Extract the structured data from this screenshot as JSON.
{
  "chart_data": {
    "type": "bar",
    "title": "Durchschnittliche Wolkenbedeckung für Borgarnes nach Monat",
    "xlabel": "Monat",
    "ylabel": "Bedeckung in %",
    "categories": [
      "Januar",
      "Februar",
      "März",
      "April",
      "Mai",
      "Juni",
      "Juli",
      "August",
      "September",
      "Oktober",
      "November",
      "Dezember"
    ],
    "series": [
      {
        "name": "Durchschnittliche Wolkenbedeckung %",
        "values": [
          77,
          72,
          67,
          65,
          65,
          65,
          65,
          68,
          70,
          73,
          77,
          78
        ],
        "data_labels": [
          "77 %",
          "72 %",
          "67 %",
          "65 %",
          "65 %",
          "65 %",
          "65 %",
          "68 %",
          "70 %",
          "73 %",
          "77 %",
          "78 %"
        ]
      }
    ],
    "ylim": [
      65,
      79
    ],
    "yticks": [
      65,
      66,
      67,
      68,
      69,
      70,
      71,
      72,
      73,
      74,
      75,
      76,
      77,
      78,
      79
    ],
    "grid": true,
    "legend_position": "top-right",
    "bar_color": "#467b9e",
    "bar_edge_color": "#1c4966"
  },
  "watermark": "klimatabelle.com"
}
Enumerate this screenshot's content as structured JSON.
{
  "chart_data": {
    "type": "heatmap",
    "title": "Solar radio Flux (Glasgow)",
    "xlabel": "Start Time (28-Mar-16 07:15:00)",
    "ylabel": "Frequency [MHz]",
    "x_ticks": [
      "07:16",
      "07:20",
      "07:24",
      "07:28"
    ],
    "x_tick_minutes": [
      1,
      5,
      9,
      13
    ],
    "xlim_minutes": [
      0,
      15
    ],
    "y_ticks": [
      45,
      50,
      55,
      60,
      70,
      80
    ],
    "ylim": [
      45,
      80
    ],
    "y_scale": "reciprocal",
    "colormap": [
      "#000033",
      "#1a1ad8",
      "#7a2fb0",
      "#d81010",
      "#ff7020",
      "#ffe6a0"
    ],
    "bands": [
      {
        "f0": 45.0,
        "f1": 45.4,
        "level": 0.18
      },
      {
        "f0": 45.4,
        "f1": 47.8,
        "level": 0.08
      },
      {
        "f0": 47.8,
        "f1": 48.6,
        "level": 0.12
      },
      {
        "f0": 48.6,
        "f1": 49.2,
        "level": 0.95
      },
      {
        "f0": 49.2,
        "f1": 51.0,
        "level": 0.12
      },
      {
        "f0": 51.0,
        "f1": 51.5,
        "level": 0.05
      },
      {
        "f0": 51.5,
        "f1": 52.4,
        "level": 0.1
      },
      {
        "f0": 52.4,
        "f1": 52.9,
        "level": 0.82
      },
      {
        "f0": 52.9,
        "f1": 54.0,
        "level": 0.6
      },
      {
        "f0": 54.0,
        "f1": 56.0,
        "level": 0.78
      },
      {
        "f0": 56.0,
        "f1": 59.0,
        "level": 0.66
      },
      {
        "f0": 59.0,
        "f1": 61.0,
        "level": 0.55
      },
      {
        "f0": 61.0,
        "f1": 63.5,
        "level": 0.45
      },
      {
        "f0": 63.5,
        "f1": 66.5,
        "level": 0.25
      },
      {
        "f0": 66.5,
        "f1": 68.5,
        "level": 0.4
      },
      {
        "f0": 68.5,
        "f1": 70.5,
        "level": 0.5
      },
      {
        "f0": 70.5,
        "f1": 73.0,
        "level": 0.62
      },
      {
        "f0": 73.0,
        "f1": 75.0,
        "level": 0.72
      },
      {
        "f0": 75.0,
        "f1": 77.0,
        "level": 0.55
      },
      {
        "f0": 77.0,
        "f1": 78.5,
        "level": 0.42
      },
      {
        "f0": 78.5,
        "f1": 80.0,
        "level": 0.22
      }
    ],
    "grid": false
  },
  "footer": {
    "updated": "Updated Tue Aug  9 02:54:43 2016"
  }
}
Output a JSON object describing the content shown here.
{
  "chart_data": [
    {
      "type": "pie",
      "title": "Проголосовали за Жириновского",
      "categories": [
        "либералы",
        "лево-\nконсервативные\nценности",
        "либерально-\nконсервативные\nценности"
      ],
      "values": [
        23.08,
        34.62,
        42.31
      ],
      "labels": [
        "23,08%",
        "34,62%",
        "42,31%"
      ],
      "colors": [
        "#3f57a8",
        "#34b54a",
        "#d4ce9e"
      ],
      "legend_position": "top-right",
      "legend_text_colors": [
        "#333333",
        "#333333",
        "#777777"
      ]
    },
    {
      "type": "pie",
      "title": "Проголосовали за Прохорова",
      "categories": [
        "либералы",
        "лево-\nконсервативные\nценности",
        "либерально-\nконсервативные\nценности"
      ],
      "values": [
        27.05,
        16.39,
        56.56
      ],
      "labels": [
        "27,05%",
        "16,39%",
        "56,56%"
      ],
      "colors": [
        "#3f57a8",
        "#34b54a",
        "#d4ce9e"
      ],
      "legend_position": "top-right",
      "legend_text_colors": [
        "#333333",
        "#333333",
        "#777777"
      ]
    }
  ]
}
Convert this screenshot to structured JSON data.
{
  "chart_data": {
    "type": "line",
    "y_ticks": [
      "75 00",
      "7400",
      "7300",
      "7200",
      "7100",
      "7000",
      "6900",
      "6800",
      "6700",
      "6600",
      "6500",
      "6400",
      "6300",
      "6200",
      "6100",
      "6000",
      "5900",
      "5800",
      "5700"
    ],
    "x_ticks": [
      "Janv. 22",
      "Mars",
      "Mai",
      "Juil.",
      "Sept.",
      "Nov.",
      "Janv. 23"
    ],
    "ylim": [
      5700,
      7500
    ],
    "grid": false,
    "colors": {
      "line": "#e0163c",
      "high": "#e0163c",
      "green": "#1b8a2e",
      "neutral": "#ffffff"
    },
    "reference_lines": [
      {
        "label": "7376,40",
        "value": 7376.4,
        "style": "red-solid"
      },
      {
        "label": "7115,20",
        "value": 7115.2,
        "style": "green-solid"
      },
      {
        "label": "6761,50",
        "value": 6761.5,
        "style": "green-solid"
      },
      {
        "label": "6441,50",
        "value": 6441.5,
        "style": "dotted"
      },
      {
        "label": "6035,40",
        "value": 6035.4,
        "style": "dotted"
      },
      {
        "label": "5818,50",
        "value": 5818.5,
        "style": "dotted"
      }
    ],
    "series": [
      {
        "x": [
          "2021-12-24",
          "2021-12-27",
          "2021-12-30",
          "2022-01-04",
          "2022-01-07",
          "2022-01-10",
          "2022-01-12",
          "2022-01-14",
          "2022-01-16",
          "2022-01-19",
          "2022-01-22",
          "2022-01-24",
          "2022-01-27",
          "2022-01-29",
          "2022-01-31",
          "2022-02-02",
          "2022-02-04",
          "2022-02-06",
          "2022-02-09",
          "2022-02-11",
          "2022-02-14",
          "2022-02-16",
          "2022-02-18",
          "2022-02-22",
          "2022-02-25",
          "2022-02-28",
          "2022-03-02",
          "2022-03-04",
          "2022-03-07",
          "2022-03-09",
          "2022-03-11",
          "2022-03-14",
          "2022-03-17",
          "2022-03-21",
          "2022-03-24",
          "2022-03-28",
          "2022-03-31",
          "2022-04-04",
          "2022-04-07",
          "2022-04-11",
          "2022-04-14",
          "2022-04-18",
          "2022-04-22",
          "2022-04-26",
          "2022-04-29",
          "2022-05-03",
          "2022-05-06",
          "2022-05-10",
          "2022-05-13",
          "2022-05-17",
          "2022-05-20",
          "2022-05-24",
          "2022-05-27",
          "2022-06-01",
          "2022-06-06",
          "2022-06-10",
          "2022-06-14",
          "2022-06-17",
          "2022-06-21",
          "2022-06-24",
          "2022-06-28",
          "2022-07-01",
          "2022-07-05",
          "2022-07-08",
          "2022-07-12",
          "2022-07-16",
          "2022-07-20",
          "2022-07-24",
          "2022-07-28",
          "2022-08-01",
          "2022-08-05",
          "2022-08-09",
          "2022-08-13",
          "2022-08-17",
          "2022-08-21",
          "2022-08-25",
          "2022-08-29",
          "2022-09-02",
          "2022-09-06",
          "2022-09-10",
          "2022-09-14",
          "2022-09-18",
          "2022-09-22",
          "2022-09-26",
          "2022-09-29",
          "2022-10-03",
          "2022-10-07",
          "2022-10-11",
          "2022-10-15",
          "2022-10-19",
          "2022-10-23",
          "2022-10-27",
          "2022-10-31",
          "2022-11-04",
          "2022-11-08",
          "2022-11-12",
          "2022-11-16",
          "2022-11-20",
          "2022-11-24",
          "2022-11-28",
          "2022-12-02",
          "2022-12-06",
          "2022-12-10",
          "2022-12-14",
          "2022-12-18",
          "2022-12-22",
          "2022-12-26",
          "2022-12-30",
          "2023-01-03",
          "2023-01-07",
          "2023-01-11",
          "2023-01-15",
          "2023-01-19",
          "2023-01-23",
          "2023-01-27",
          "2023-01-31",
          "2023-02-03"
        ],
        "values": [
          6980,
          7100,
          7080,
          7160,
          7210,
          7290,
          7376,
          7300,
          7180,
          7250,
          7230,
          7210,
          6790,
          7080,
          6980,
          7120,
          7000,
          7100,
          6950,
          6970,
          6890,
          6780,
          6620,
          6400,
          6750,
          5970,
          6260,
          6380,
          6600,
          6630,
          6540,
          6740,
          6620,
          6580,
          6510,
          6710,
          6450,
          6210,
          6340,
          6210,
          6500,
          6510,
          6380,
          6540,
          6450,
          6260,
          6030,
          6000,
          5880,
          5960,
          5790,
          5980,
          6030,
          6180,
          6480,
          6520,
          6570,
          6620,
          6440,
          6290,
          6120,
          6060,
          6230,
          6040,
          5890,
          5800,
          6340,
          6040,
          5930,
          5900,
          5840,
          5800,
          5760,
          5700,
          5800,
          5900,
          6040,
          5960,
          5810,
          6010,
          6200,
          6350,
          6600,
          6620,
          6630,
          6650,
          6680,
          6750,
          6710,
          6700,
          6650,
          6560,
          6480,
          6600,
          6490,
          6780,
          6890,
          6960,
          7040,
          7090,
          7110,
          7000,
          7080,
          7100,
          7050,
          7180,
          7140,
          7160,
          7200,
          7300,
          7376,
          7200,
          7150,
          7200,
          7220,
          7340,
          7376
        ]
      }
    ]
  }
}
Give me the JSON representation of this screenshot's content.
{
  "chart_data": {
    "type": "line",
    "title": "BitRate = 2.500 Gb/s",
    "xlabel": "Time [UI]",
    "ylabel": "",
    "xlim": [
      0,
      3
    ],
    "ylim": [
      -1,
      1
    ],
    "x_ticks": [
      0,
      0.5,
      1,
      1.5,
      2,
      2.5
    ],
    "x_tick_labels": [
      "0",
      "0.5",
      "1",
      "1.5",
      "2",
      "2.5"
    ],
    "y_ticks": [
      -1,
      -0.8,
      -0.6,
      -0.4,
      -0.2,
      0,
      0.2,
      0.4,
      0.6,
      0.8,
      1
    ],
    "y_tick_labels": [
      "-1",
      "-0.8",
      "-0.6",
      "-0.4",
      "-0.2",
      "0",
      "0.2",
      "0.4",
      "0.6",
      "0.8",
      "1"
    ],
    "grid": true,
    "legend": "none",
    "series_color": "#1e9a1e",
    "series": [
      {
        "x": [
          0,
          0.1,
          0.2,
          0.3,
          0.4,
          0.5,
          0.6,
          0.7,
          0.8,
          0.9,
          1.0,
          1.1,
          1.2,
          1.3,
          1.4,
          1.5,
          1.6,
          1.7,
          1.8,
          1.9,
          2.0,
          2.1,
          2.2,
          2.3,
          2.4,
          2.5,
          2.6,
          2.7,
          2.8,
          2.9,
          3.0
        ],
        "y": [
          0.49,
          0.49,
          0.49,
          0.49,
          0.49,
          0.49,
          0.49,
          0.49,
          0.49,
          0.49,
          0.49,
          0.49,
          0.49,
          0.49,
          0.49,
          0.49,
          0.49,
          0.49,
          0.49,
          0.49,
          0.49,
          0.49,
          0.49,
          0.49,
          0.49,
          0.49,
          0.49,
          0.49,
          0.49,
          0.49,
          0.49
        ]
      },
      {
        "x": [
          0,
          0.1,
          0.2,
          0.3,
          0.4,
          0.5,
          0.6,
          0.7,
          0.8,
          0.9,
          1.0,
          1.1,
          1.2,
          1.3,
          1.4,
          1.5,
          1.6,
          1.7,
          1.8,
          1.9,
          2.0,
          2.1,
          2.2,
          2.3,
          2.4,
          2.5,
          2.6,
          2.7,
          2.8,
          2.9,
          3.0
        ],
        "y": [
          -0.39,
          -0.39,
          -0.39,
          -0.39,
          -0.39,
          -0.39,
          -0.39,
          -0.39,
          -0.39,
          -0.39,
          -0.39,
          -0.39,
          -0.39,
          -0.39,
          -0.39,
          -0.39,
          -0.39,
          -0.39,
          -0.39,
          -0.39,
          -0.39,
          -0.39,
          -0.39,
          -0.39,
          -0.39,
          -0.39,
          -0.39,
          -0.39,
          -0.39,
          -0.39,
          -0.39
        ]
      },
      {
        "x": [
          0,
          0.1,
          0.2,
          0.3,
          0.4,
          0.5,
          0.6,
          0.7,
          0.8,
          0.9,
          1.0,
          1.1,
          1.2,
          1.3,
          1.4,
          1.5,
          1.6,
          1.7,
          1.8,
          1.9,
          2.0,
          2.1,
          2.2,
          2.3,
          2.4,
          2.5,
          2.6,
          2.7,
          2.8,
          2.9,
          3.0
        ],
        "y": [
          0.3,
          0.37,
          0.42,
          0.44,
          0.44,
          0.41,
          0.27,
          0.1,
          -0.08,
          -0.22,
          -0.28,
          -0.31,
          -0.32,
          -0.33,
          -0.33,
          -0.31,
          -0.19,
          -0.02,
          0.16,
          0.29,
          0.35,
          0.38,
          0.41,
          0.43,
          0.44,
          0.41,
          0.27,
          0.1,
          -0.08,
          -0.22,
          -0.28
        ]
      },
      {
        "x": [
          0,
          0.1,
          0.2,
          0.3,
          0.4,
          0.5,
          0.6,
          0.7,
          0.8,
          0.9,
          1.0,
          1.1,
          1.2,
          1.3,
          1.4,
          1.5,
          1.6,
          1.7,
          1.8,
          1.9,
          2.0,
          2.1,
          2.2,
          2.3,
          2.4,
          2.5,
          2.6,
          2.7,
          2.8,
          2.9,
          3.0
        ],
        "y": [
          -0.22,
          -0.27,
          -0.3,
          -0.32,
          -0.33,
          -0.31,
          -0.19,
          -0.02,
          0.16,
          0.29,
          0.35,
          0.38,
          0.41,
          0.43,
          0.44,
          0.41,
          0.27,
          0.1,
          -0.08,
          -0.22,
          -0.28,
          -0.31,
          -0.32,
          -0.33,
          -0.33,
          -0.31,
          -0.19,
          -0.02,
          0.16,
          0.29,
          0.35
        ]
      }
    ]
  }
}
#####
GIVEN TASK - Determine how many lines of the listing above include the word "grid", and report that number only.

SOLUTION TO THIS TASK - 4